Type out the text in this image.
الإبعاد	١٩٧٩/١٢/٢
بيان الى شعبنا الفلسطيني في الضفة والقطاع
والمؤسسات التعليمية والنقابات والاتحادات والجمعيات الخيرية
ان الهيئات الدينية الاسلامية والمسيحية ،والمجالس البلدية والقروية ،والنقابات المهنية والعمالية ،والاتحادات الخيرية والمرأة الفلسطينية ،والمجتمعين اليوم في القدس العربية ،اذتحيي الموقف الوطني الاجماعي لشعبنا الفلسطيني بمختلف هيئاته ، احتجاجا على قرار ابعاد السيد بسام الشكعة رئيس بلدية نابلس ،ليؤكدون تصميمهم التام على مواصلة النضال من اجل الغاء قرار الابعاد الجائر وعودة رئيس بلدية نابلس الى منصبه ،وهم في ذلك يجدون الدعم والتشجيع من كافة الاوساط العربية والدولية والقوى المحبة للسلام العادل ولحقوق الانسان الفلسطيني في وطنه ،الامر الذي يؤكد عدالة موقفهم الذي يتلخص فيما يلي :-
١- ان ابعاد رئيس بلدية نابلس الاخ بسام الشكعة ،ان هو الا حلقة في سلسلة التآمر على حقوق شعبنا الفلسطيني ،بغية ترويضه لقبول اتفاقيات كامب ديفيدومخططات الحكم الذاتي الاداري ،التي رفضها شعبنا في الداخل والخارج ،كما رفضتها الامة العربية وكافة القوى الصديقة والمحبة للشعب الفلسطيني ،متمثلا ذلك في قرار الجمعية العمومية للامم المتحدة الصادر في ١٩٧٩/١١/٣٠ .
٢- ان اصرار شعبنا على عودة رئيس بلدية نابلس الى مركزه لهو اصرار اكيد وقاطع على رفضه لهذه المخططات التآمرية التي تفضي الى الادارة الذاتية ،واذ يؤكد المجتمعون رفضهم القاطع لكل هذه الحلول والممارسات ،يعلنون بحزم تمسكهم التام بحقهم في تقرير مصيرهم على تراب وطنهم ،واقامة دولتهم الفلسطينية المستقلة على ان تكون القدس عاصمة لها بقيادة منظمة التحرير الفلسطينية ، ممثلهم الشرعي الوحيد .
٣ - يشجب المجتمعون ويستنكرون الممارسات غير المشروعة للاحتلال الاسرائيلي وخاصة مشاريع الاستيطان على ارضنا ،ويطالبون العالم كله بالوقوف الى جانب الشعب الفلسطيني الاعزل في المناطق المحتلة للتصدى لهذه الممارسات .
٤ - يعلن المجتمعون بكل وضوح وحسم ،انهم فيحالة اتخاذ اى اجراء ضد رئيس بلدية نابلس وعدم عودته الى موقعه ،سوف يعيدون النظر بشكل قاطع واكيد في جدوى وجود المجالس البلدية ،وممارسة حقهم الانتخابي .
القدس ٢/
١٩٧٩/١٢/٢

───

- _Objective_
Report each line in the data that holds the word "والاتحادات".

- _Final result_
والمؤسسات التعليمية والنقابات والاتحادات والجمعيات الخيرية
ان الهيئات الدينية الاسلامية والمسيحية ،والمجالس البلدية والقروية ،والنقابات المهنية والعمالية ،والاتحادات الخيرية والمرأة الفلسطينية ،والمجتمعين اليوم في القدس العربية ،اذتحيي الموقف الوطني الاجماعي لشعبنا الفلسطيني بمختلف هيئاته ، احتجاجا على قرار ابعاد السيد بسام الشكعة رئيس بلدية نابلس ،ليؤكدون تصميمهم التام على مواصلة النضال من اجل الغاء قرار الابعاد الجائر وعودة رئيس بلدية نابلس الى منصبه ،وهم في ذلك يجدون الدعم والتشجيع من كافة الاوساط العربية والدولية والقوى المحبة للسلام العادل ولحقوق الانسان الفلسطيني في وطنه ،الامر الذي يؤكد عدالة موقفهم الذي يتلخص فيما يلي :-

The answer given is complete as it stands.